— Short problem —
Once the pictures are set aside, transcribe the remaining data exactly.

— Excerpted records —
────────
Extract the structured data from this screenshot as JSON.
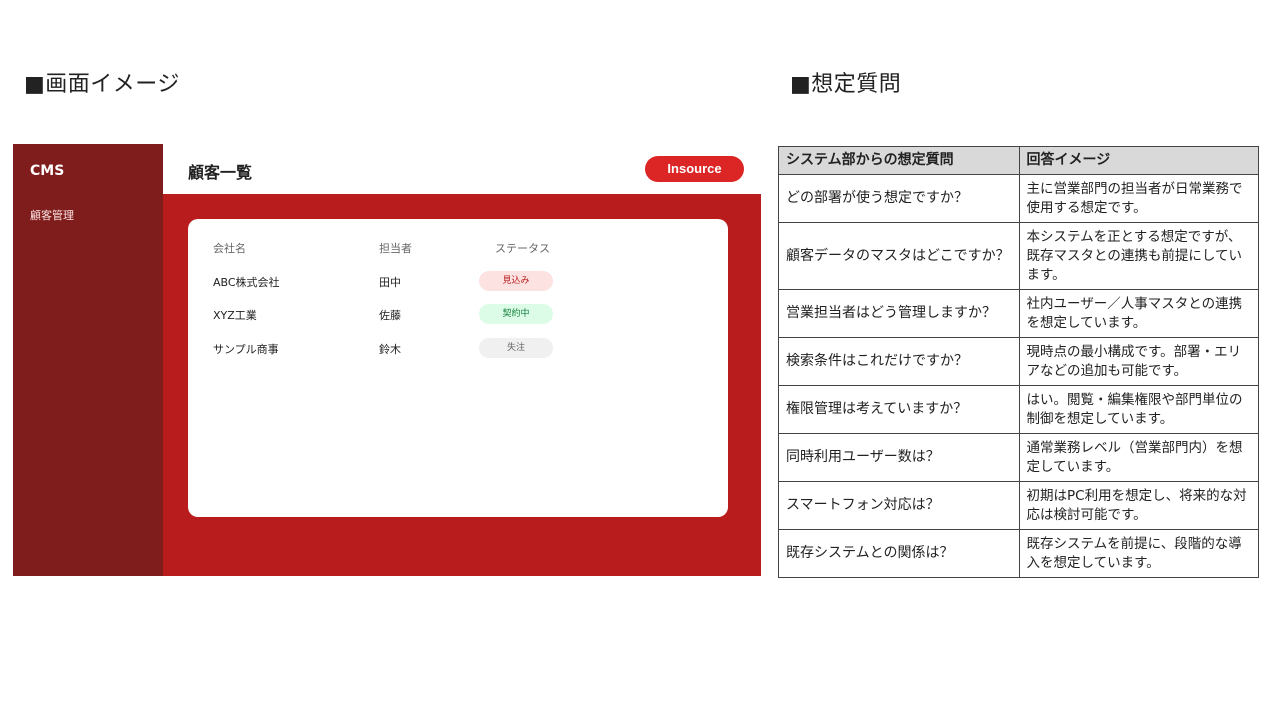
{
  "headings": {
    "left": "■画面イメージ",
    "right": "■想定質問"
  },
  "mockup": {
    "brand": "CMS",
    "nav_item": "顧客管理",
    "title": "顧客一覧",
    "logo": "Insource",
    "columns": [
      "会社名",
      "担当者",
      "ステータス"
    ],
    "rows": [
      {
        "company": "ABC株式会社",
        "person": "田中",
        "status": "見込み"
      },
      {
        "company": "XYZ工業",
        "person": "佐藤",
        "status": "契約中"
      },
      {
        "company": "サンプル商事",
        "person": "鈴木",
        "status": "失注"
      }
    ],
    "colors": {
      "sidebar": "#7f1d1d",
      "main": "#b91c1c",
      "accent": "#dc2626"
    }
  },
  "faq": {
    "headers": [
      "システム部からの想定質問",
      "回答イメージ"
    ],
    "rows": [
      {
        "q": "どの部署が使う想定ですか？",
        "a": "主に営業部門の担当者が日常業務で使用する想定です。"
      },
      {
        "q": "顧客データのマスタはどこですか？",
        "a": "本システムを正とする想定ですが、既存マスタとの連携も前提にしています。"
      },
      {
        "q": "営業担当者はどう管理しますか？",
        "a": "社内ユーザー／人事マスタとの連携を想定しています。"
      },
      {
        "q": "検索条件はこれだけですか？",
        "a": "現時点の最小構成です。部署・エリアなどの追加も可能です。"
      },
      {
        "q": "権限管理は考えていますか？",
        "a": "はい。閲覧・編集権限や部門単位の制御を想定しています。"
      },
      {
        "q": "同時利用ユーザー数は？",
        "a": "通常業務レベル（営業部門内）を想定しています。"
      },
      {
        "q": "スマートフォン対応は？",
        "a": "初期はPC利用を想定し、将来的な対応は検討可能です。"
      },
      {
        "q": "既存システムとの関係は？",
        "a": "既存システムを前提に、段階的な導入を想定しています。"
      }
    ]
  }
}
────────
— Exercise answer —
Extract the structured data from this screenshot as JSON.
{
  "headings": {
    "left": "■画面イメージ",
    "right": "■想定質問"
  },
  "mockup": {
    "brand": "CMS",
    "nav_item": "顧客管理",
    "title": "顧客一覧",
    "logo": "Insource",
    "columns": [
      "会社名",
      "担当者",
      "ステータス"
    ],
    "rows": [
      {
        "company": "ABC株式会社",
        "person": "田中",
        "status": "見込み"
      },
      {
        "company": "XYZ工業",
        "person": "佐藤",
        "status": "契約中"
      },
      {
        "company": "サンプル商事",
        "person": "鈴木",
        "status": "失注"
      }
    ],
    "colors": {
      "sidebar": "#7f1d1d",
      "main": "#b91c1c",
      "accent": "#dc2626"
    }
  },
  "faq": {
    "headers": [
      "システム部からの想定質問",
      "回答イメージ"
    ],
    "rows": [
      {
        "q": "どの部署が使う想定ですか？",
        "a": "主に営業部門の担当者が日常業務で使用する想定です。"
      },
      {
        "q": "顧客データのマスタはどこですか？",
        "a": "本システムを正とする想定ですが、既存マスタとの連携も前提にしています。"
      },
      {
        "q": "営業担当者はどう管理しますか？",
        "a": "社内ユーザー／人事マスタとの連携を想定しています。"
      },
      {
        "q": "検索条件はこれだけですか？",
        "a": "現時点の最小構成です。部署・エリアなどの追加も可能です。"
      },
      {
        "q": "権限管理は考えていますか？",
        "a": "はい。閲覧・編集権限や部門単位の制御を想定しています。"
      },
      {
        "q": "同時利用ユーザー数は？",
        "a": "通常業務レベル（営業部門内）を想定しています。"
      },
      {
        "q": "スマートフォン対応は？",
        "a": "初期はPC利用を想定し、将来的な対応は検討可能です。"
      },
      {
        "q": "既存システムとの関係は？",
        "a": "既存システムを前提に、段階的な導入を想定しています。"
      }
    ]
  }
}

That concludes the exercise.